=== Text ===
%%

Fire Chief

Thursday, November 20, 2008

Alan McArthur did a mountain of research, but only his summarized findings are available. I re-examined these findings and attempted to trace his logic through to his prediction system in both flame and spotting behavior. Some findings were accepted as correct, some were found to be not quite correct. I discovered that some theories upon which the forest fire prediction system is based have no significant supporting evidence. I have re-examined some of his findings to develop new understandings of flame and spotting behavior.

The practical outcome is a set of indicative fire behavior tables for each fuel type, all in similar format and each with common inputs. These have been tested against documented fires, both wildfires and prescribed fires. Their accuracy level can be classified as “operationally useful” for planning and decision purposes. In real fires, subtle changes in a large number of variables can influence on-site fire behavior to the point that prediction may seem to be an exercise in futility. These tables focus on the most significant influences. If observed fire behavior is different from predicted, the tables provide a starting point to begin the search for reasons why.

WINDY EFFECTS

It's well-known that litter fires spread in zero wind. According to McArthur, at zero wind speed:

ROS = 0.21kph at 3% FMC

ROS = 0.17kph at 4% FMC

ROS = 0.13kph at 5% FMC

ROS = 021kph at 6% FMC

ROS = 0.07kph at 7% FMC

ROS = 0.03kph at 10% FMC

McArthur and Harry Luke's moisture meter presents data from which zero wind speed rate of spread can be derived, but the speed for the lower moistures seem too high, for example 0.6 kph in zero wind at 3% FMC and 0.4kph at 4% FMC.

McArthur's research studies of rate of spread and fuel load have been done in low-intensity fires or with low-spread fires. At low fire intensities and low wind speed, spread rate and fuel load are probably related. Neal Burrows, the head of Western Australia's Department of Conservation and Land Management, Fire Research Group, found that rate of spread of backfires and zero wind fires was proportional to fuel load, whereas at higher wind speed, spread was independent of fuel load. The point where fuel load per se becomes less influential on rate of spread than wind speed occurs when wind speed overcomes vertical convection and causes lateral spread by direct flame contact.

%%

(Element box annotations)
%%

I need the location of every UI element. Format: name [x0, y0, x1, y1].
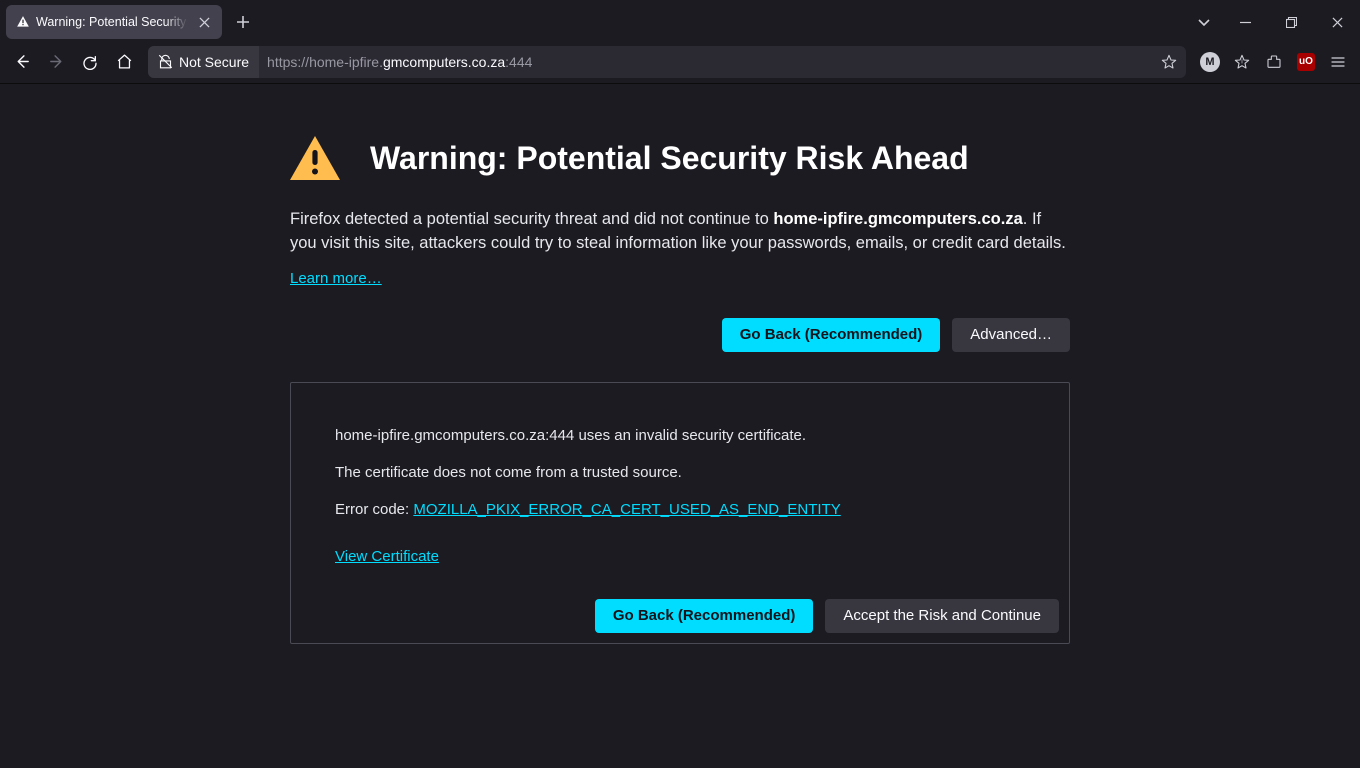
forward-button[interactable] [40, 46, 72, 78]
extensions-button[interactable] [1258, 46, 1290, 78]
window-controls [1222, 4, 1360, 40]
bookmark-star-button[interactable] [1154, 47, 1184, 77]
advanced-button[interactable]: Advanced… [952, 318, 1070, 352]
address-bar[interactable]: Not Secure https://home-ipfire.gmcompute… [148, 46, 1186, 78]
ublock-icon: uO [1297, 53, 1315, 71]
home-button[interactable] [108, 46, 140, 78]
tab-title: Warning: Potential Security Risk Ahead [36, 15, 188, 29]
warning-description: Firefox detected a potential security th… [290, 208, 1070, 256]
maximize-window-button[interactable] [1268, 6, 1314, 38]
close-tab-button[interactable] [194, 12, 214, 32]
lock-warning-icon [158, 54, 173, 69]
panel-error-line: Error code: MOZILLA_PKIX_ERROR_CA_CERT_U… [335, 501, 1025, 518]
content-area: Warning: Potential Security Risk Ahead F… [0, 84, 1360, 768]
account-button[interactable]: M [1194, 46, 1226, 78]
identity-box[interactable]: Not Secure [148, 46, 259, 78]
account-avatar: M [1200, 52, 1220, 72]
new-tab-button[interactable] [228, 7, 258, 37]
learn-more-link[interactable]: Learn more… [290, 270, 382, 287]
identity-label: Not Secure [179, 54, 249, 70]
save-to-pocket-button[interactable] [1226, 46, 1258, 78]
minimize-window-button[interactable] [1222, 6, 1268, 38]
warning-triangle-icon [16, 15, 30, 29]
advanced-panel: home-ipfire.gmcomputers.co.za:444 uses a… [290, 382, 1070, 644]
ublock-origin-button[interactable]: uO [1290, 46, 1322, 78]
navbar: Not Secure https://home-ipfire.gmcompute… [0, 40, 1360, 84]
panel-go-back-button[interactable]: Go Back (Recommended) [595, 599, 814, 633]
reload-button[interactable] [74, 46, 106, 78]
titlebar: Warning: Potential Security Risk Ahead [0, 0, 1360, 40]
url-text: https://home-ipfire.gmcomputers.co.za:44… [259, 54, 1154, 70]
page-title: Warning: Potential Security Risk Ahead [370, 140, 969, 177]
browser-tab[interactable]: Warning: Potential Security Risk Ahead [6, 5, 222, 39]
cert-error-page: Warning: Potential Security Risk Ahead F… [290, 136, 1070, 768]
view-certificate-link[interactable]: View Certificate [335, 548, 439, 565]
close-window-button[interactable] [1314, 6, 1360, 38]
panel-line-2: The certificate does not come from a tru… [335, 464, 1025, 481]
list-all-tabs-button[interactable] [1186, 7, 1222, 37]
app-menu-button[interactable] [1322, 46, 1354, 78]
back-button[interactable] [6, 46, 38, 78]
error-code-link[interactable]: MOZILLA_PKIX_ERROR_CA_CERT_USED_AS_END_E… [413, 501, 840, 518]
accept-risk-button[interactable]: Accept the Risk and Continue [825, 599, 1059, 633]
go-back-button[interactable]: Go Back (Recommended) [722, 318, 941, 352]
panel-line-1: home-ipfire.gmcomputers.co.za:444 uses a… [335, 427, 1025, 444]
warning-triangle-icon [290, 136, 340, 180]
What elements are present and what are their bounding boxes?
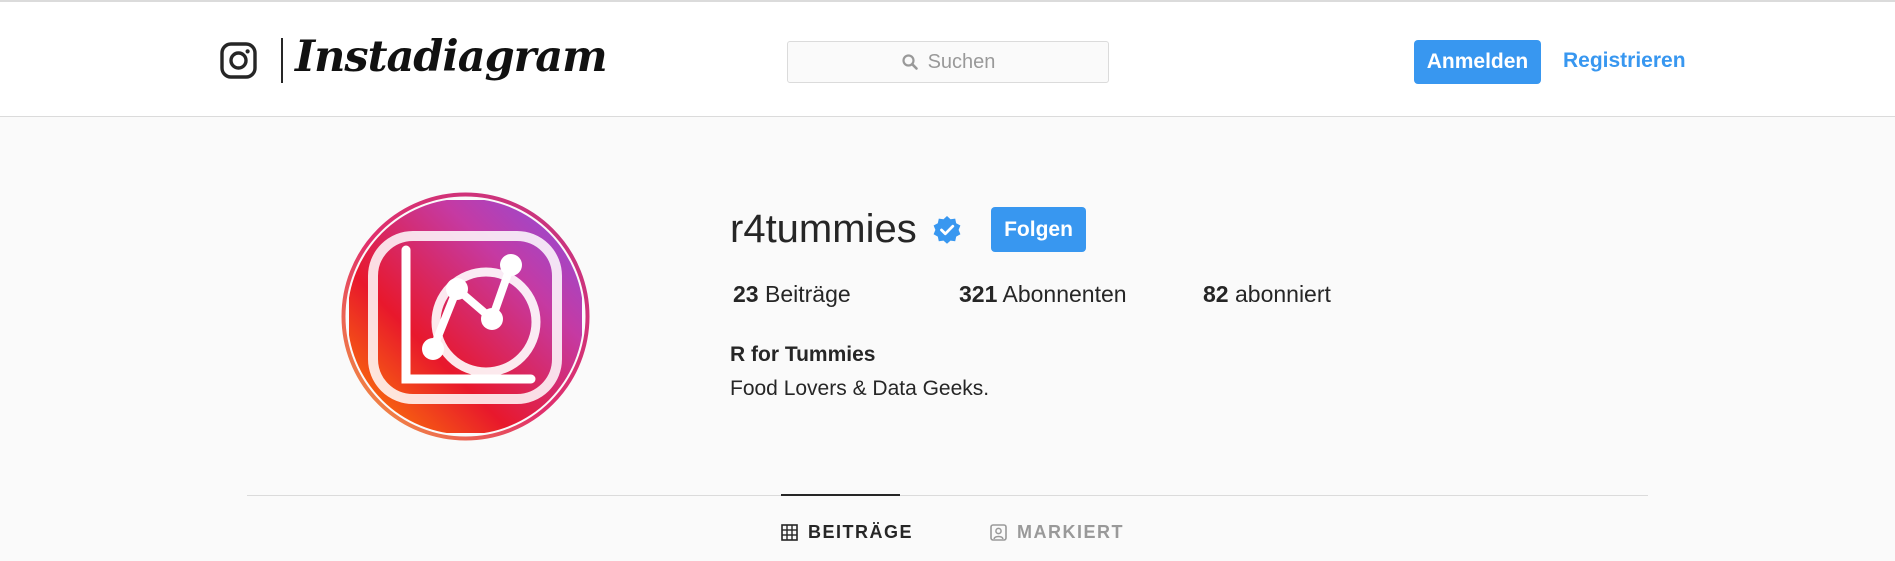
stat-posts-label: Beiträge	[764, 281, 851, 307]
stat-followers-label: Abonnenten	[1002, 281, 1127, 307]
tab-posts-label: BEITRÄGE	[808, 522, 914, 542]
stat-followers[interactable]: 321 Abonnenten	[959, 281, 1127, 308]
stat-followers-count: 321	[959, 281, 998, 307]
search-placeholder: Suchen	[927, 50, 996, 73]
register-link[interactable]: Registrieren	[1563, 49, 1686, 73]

%%

=== Required task A ===
In the fire behavior text, who found that the rate of spread of backfires and zero wind fires was proportional to fuel load?
=== Required task B ===
Rewrite the fire behavior text between "McArthur's research studies" and "direct flame contact.", inclusive, swapping "proportional" for "closely linked".

=== Response A ===
Neal Burrows

=== Response B ===
McArthur's research studies of rate of spread and fuel load have been done in low-intensity fires or with low-spread fires. At low fire intensities and low wind speed, spread rate and fuel load are probably related. Neal Burrows, the head of Western Australia's Department of Conservation and Land Management, Fire Research Group, found that rate of spread of backfires and zero wind fires was closely linked to fuel load, whereas at higher wind speed, spread was independent of fuel load. The point where fuel load per se becomes less influential on rate of spread than wind speed occurs when wind speed overcomes vertical convection and causes lateral spread by direct flame contact.